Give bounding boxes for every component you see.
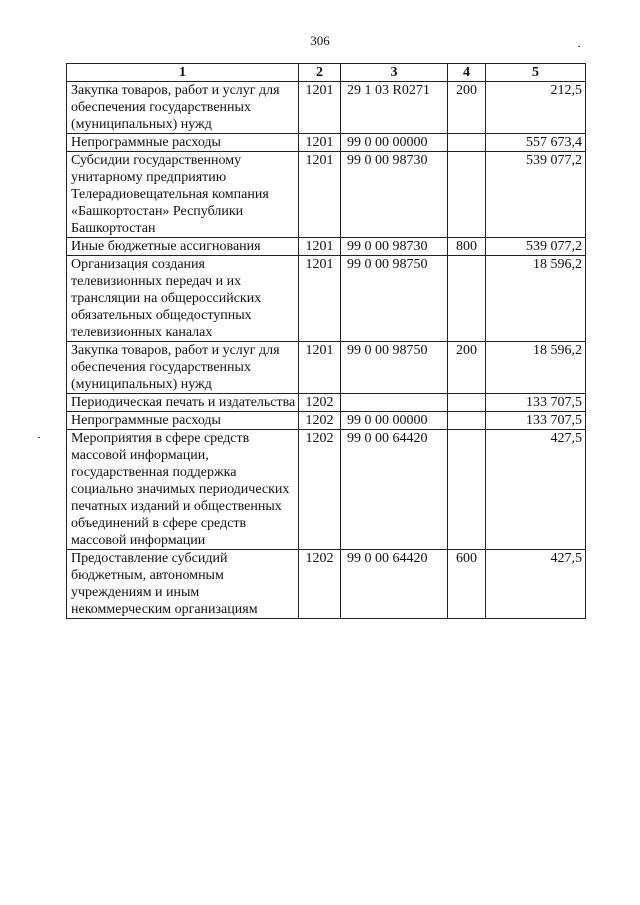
row-type: 800 [448,238,486,256]
page-number: 306 [310,33,330,48]
row-target: 99 0 00 64420 [341,550,448,619]
row-type [448,412,486,430]
row-target: 99 0 00 98750 [341,256,448,342]
header-col-1: 1 [67,64,299,82]
row-type [448,134,486,152]
row-name: Мероприятия в сфере средств массовой информации, государственная поддержка социально значимых периодических печатных изданий и общественных объединений в сфере средств массовой информации [67,430,299,550]
row-section: 1202 [299,394,341,412]
row-name: Непрограммные расходы [67,412,299,430]
row-target: 99 0 00 98750 [341,342,448,394]
budget-table [66,63,586,619]
row-amount: 18 596,2 [486,342,586,394]
row-target: 99 0 00 98730 [341,238,448,256]
row-section: 1202 [299,430,341,550]
row-type: 200 [448,342,486,394]
row-target: 99 0 00 00000 [341,412,448,430]
row-type: 600 [448,550,486,619]
row-amount: 212,5 [486,82,586,134]
table-row [67,412,586,430]
table-row [67,82,586,134]
row-type: 200 [448,82,486,134]
table-row [67,134,586,152]
row-target [341,394,448,412]
header-col-3: 3 [341,64,448,82]
row-section: 1202 [299,550,341,619]
row-section: 1201 [299,342,341,394]
scan-speck [578,46,580,47]
row-type [448,394,486,412]
row-name: Организация создания телевизионных передач и их трансляции на общероссийских обязательных общедоступных телевизионных каналах [67,256,299,342]
row-type [448,256,486,342]
row-name: Предоставление субсидий бюджетным, автономным учреждениям и иным некоммерческим организациям [67,550,299,619]
table-row [67,430,586,550]
header-row [67,64,586,82]
table-row [67,394,586,412]
row-target: 29 1 03 R0271 [341,82,448,134]
row-name: Непрограммные расходы [67,134,299,152]
row-target: 99 0 00 00000 [341,134,448,152]
table-row [67,238,586,256]
row-amount: 18 596,2 [486,256,586,342]
row-target: 99 0 00 64420 [341,430,448,550]
scan-speck [38,437,40,438]
table-row [67,152,586,238]
row-amount: 133 707,5 [486,394,586,412]
row-name: Субсидии государственному унитарному предприятию Телерадиовещательная компания «Башкортостан» Республики Башкортостан [67,152,299,238]
table-row [67,550,586,619]
row-name: Иные бюджетные ассигнования [67,238,299,256]
row-amount: 539 077,2 [486,152,586,238]
row-section: 1202 [299,412,341,430]
row-amount: 133 707,5 [486,412,586,430]
table-row [67,342,586,394]
header-col-5: 5 [486,64,586,82]
row-name: Закупка товаров, работ и услуг для обеспечения государственных (муниципальных) нужд [67,82,299,134]
row-amount: 557 673,4 [486,134,586,152]
row-amount: 427,5 [486,550,586,619]
header-col-2: 2 [299,64,341,82]
header-col-4: 4 [448,64,486,82]
row-name: Периодическая печать и издательства [67,394,299,412]
table-row [67,256,586,342]
row-target: 99 0 00 98730 [341,152,448,238]
row-type [448,430,486,550]
row-section: 1201 [299,238,341,256]
row-section: 1201 [299,256,341,342]
row-amount: 427,5 [486,430,586,550]
row-type [448,152,486,238]
row-name: Закупка товаров, работ и услуг для обеспечения государственных (муниципальных) нужд [67,342,299,394]
row-section: 1201 [299,82,341,134]
row-section: 1201 [299,134,341,152]
row-section: 1201 [299,152,341,238]
row-amount: 539 077,2 [486,238,586,256]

────────────────────

TAREFA PROPOSTA
Localize nos dados todas as linhas em que aparece a palavra "header" e copie cada uma delas.

TAREFA RESOLVIDA
header-col-1: 1 [67,64,299,82]
header-col-3: 3 [341,64,448,82]
header-row [67,64,586,82]
header-col-5: 5 [486,64,586,82]
header-col-2: 2 [299,64,341,82]
header-col-4: 4 [448,64,486,82]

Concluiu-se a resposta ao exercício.